══ RECORDS FOR THIS TASK

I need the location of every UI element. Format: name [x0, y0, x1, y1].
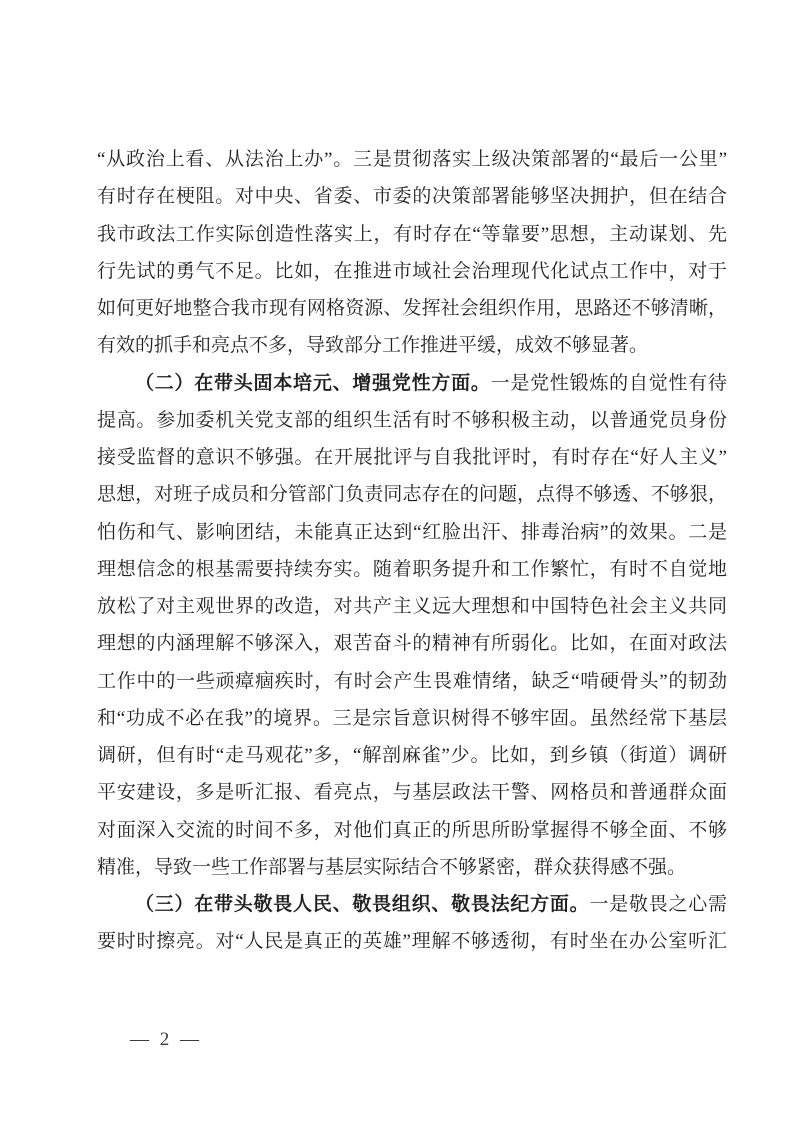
- document-line: 如何更好地整合我市现有网格资源、发挥社会组织作用，思路还不够清晰，: [97, 298, 727, 319]
- document-line: 怕伤和气、影响团结，未能真正达到“红脸出汗、排毒治病”的效果。二是: [97, 521, 727, 543]
- page-number: — 2 —: [130, 1029, 202, 1050]
- section-heading: （二）在带头固本培元、增强党性方面。: [135, 372, 491, 394]
- document-line: 接受监督的意识不够强。在开展批评与自我批评时，有时存在“好人主义”: [97, 447, 727, 468]
- document-line: 和“功成不必在我”的境界。三是宗旨意识树得不够牢固。虽然经常下基层: [97, 707, 727, 729]
- document-line: 要时时擦亮。对“人民是真正的英雄”理解不够透彻，有时坐在办公室听汇: [97, 931, 727, 953]
- document-line: 理想的内涵理解不够深入，艰苦奋斗的精神有所弱化。比如，在面对政法: [97, 633, 727, 655]
- document-line: 精准，导致一些工作部署与基层实际结合不够紧密，群众获得感不强。: [97, 856, 687, 878]
- document-line: 放松了对主观世界的改造，对共产主义远大理想和中国特色社会主义共同: [97, 596, 727, 617]
- document-line: 对面深入交流的时间不多，对他们真正的所思所盼掌握得不够全面、不够: [97, 819, 727, 841]
- document-line: 平安建设，多是听汇报、看亮点，与基层政法干警、网格员和普通群众面: [97, 782, 727, 804]
- document-line: （三）在带头敬畏人民、敬畏组织、敬畏法纪方面。一是敬畏之心需: [135, 894, 727, 915]
- document-line: 工作中的一些顽瘴痼疾时，有时会产生畏难情绪，缺乏“啃硬骨头”的韧劲: [97, 670, 727, 692]
- document-line: 行先试的勇气不足。比如，在推进市域社会治理现代化试点工作中，对于: [97, 260, 727, 282]
- document-line: 有效的抓手和亮点不多，导致部分工作推进平缓，成效不够显著。: [97, 335, 649, 357]
- document-line: 调研，但有时“走马观花”多，“解剖麻雀”少。比如，到乡镇（街道）调研: [97, 745, 727, 766]
- document-line: 我市政法工作实际创造性落实上，有时存在“等靠要”思想，主动谋划、先: [97, 223, 727, 245]
- document-line: 思想，对班子成员和分管部门负责同志存在的问题，点得不够透、不够狠，: [97, 484, 727, 506]
- section-heading: （三）在带头敬畏人民、敬畏组织、敬畏法纪方面。: [135, 894, 590, 915]
- document-body: [97, 141, 727, 961]
- document-line: （二）在带头固本培元、增强党性方面。一是党性锻炼的自觉性有待: [135, 372, 727, 394]
- document-line: 提高。参加委机关党支部的组织生活有时不够积极主动，以普通党员身份: [97, 409, 727, 431]
- document-line: 理想信念的根基需要持续夯实。随着职务提升和工作繁忙，有时不自觉地: [97, 558, 727, 580]
- document-line: 有时存在梗阻。对中央、省委、市委的决策部署能够坚决拥护，但在结合: [97, 186, 727, 208]
- document-line: “从政治上看、从法治上办”。三是贯彻落实上级决策部署的“最后一公里”: [97, 149, 727, 170]
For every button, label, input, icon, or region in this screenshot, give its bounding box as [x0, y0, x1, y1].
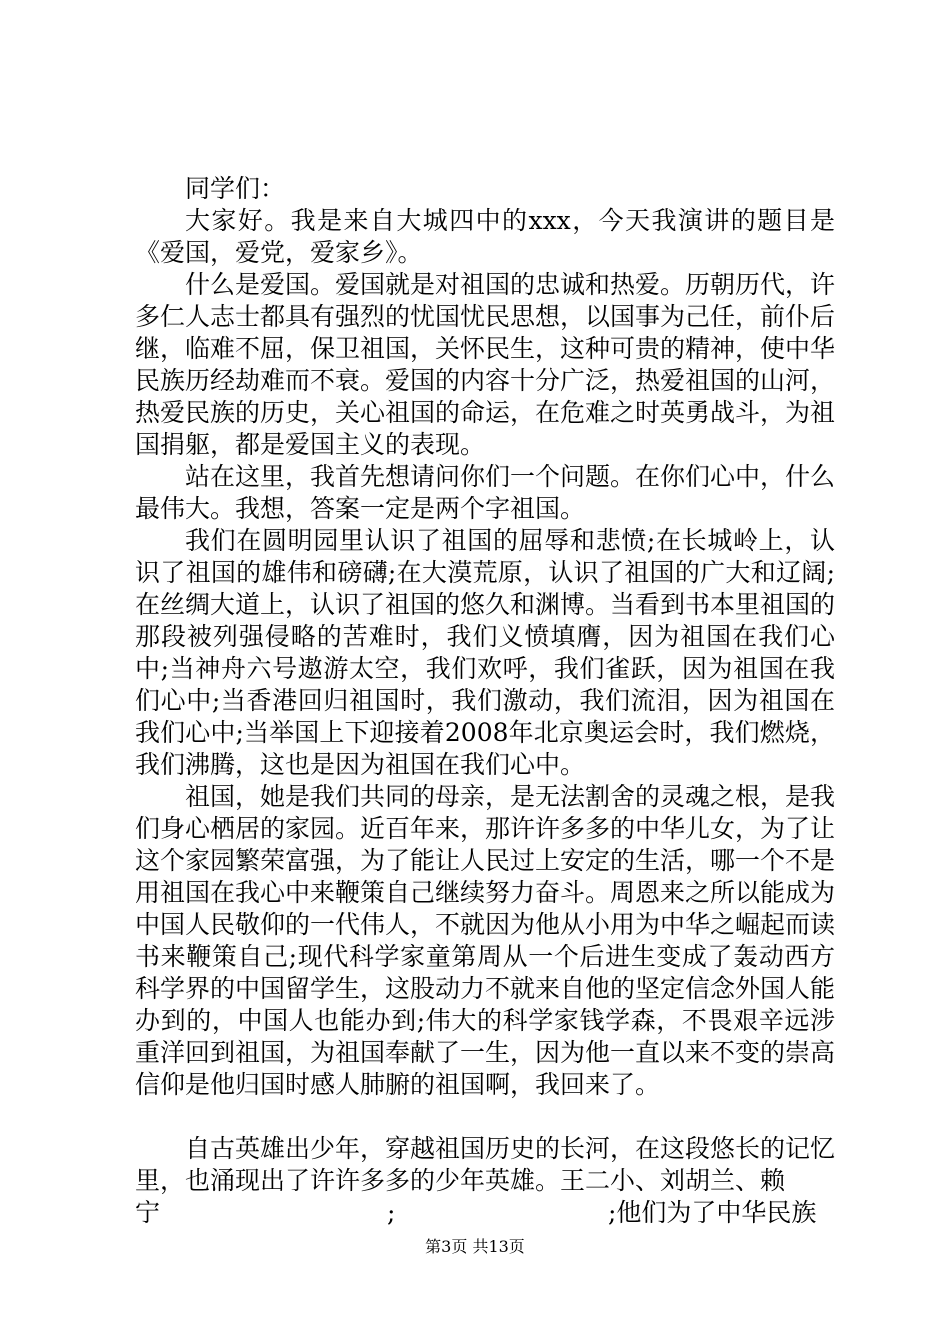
document-body [135, 173, 835, 1229]
paragraph-greeting: 大家好。我是来自大城四中的xxx，今天我演讲的题目是《爱国，爱党，爱家乡》。 [135, 206, 835, 267]
paragraph-question: 站在这里，我首先想请问你们一个问题。在你们心中，什么最伟大。我想，答案一定是两个字祖国。 [135, 462, 836, 523]
last-line-part-3: ;他们为了中华民族 [608, 1198, 817, 1227]
paragraph-places: 我们在圆明园里认识了祖国的屈辱和悲愤;在长城岭上，认识了祖国的雄伟和磅礴;在大漠荒原，认识了祖国的广大和辽阔;在丝绸大道上，认识了祖国的悠久和渊博。当看到书本里祖国的那段被列强侵略的苦难时，我们义愤填膺，因为祖国在我们心中;当神舟六号遨游太空，我们欢呼，我们雀跃，因为祖国在我们心中;当香港回归祖国时，我们激动，我们流泪，因为祖国在我们心中;当举国上下迎接着2008年北京奥运会时，我们燃烧，我们沸腾，这也是因为祖国在我们心中。 [135, 526, 836, 779]
paragraph-what-is-patriotism: 什么是爱国。爱国就是对祖国的忠诚和热爱。历朝历代，许多仁人志士都具有强烈的忧国忧民思想，以国事为己任，前仆后继，临难不屈，保卫祖国，关怀民生，这种可贵的精神，使中华民族历经劫难而不衰。爱国的内容十分广泛，热爱祖国的山河，热爱民族的历史，关心祖国的命运，在危难之时英勇战斗，为祖国捐躯，都是爱国主义的表现。 [135, 270, 836, 459]
paragraph-young-heroes-last-line [135, 1197, 835, 1229]
last-line-part-2: ; [387, 1198, 396, 1227]
page-footer: 第3页 共13页 [425, 1237, 525, 1256]
last-line-part-1: 宁 [135, 1198, 161, 1227]
paragraph-young-heroes: 自古英雄出少年，穿越祖国历史的长河，在这段悠长的记忆里，也涌现出了许许多多的少年英雄。王二小、刘胡兰、赖 [135, 1134, 836, 1195]
paragraph-salutation: 同学们： [185, 174, 286, 203]
paragraph-motherland: 祖国，她是我们共同的母亲，是无法割舍的灵魂之根，是我们身心栖居的家园。近百年来，那许许多多的中华儿女，为了让这个家园繁荣富强，为了能让人民过上安定的生活，哪一个不是用祖国在我心中来鞭策自己继续努力奋斗。周恩来之所以能成为中国人民敬仰的一代伟人，不就因为他从小用为中华之崛起而读书来鞭策自己;现代科学家童第周从一个后进生变成了轰动西方科学界的中国留学生，这股动力不就来自他的坚定信念外国人能办到的，中国人也能办到;伟大的科学家钱学森，不畏艰辛远涉重洋回到祖国，为祖国奉献了一生，因为他一直以来不变的崇高信仰是他归国时感人肺腑的祖国啊，我回来了。 [135, 782, 836, 1099]
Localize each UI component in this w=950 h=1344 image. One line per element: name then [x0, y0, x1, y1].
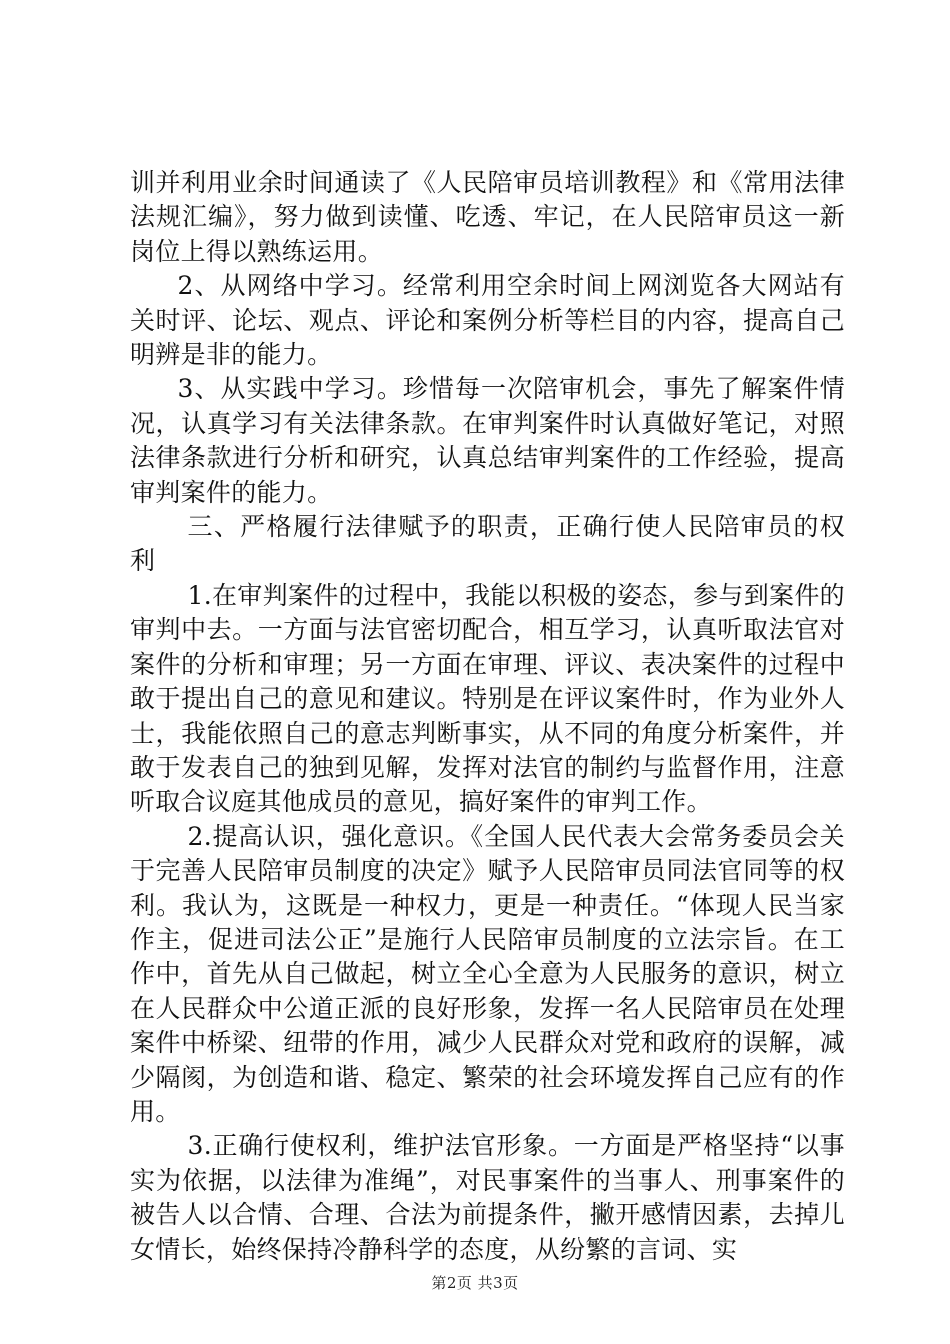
paragraph-point-2: 2.提高认识，强化意识。《全国人民代表大会常务委员会关于完善人民陪审员制度的决定》赋予人民陪审员同法官同等的权利。我认为，这既是一种权力，更是一种责任。“体现人民当家作主，促进司法公正”是施行人民陪审员制度的立法宗旨。在工作中，首先从自己做起，树立全心全意为人民服务的意识，树立在人民群众中公道正派的良好形象，发挥一名人民陪审员在处理案件中桥梁、纽带的作用，减少人民群众对党和政府的误解，减少隔阂，为创造和谐、稳定、繁荣的社会环境发挥自己应有的作用。 — [130, 821, 845, 1126]
document-body — [130, 166, 845, 1267]
page-number-footer: 第2页 共3页 — [431, 1274, 519, 1292]
paragraph-learn-from-practice: 3、从实践中学习。珍惜每一次陪审机会，事先了解案件情况，认真学习有关法律条款。在审判案件时认真做好笔记，对照法律条款进行分析和研究，认真总结审判案件的工作经验，提高审判案件的能力。 — [130, 374, 845, 507]
paragraph-point-1: 1.在审判案件的过程中，我能以积极的姿态，参与到案件的审判中去。一方面与法官密切配合，相互学习，认真听取法官对案件的分析和审理；另一方面在审理、评议、表决案件的过程中敢于提出自己的意见和建议。特别是在评议案件时，作为业外人士，我能依照自己的意志判断事实，从不同的角度分析案件，并敢于发表自己的独到见解，发挥对法官的制约与监督作用，注意听取合议庭其他成员的意见，搞好案件的审判工作。 — [130, 580, 845, 817]
section-heading-three: 三、严格履行法律赋予的职责，正确行使人民陪审员的权利 — [130, 512, 845, 576]
paragraph-learn-from-network: 2、从网络中学习。经常利用空余时间上网浏览各大网站有关时评、论坛、观点、评论和案例分析等栏目的内容，提高自己明辨是非的能力。 — [130, 271, 845, 370]
paragraph-continuation: 训并利用业余时间通读了《人民陪审员培训教程》和《常用法律法规汇编》，努力做到读懂、吃透、牢记，在人民陪审员这一新岗位上得以熟练运用。 — [130, 168, 845, 266]
paragraph-point-3: 3.正确行使权利，维护法官形象。一方面是严格坚持“以事实为依据，以法律为准绳”，对民事案件的当事人、刑事案件的被告人以合情、合理、合法为前提条件，撇开感情因素，去掉儿女情长，始终保持冷静科学的态度，从纷繁的言词、实 — [130, 1131, 845, 1264]
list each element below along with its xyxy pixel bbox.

════

- **WHAT YOU WILL DO**
Please lay out the part that opens with the line containing "821, 845, 1126]" and closes with the line containing "section-heading-three: 三、严格履行法律赋予的职责，正确行使人民陪审员的权利 —" as a Markdown table with the columns No. and Text. Include only those lines, and leave out any blank ones.

- **EXPECTED ANSWER**
| No. | Text |
|---|---|
| 1 | paragraph-point-2: 2.提高认识，强化意识。《全国人民代表大会常务委员会关于完善人民陪审员制度的决定》赋予人民陪审员同法官同等的权利。我认为，这既是一种权力，更是一种责任。“体现人民当家作主，促进司法公正”是施行人民陪审员制度的立法宗旨。在工作中，首先从自己做起，树立全心全意为人民服务的意识，树立在人民群众中公道正派的良好形象，发挥一名人民陪审员在处理案件中桥梁、纽带的作用，减少人民群众对党和政府的误解，减少隔阂，为创造和谐、稳定、繁荣的社会环境发挥自己应有的作用。 — [130, 821, 845, 1126] |
| 2 | document-body — [130, 166, 845, 1267] |
| 3 | page-number-footer: 第2页 共3页 — [431, 1274, 519, 1292] |
| 4 | paragraph-learn-from-practice: 3、从实践中学习。珍惜每一次陪审机会，事先了解案件情况，认真学习有关法律条款。在审判案件时认真做好笔记，对照法律条款进行分析和研究，认真总结审判案件的工作经验，提高审判案件的能力。 — [130, 374, 845, 507] |
| 5 | paragraph-point-1: 1.在审判案件的过程中，我能以积极的姿态，参与到案件的审判中去。一方面与法官密切配合，相互学习，认真听取法官对案件的分析和审理；另一方面在审理、评议、表决案件的过程中敢于提出自己的意见和建议。特别是在评议案件时，作为业外人士，我能依照自己的意志判断事实，从不同的角度分析案件，并敢于发表自己的独到见解，发挥对法官的制约与监督作用，注意听取合议庭其他成员的意见，搞好案件的审判工作。 — [130, 580, 845, 817] |
| 6 | section-heading-three: 三、严格履行法律赋予的职责，正确行使人民陪审员的权利 — [130, 512, 845, 576] |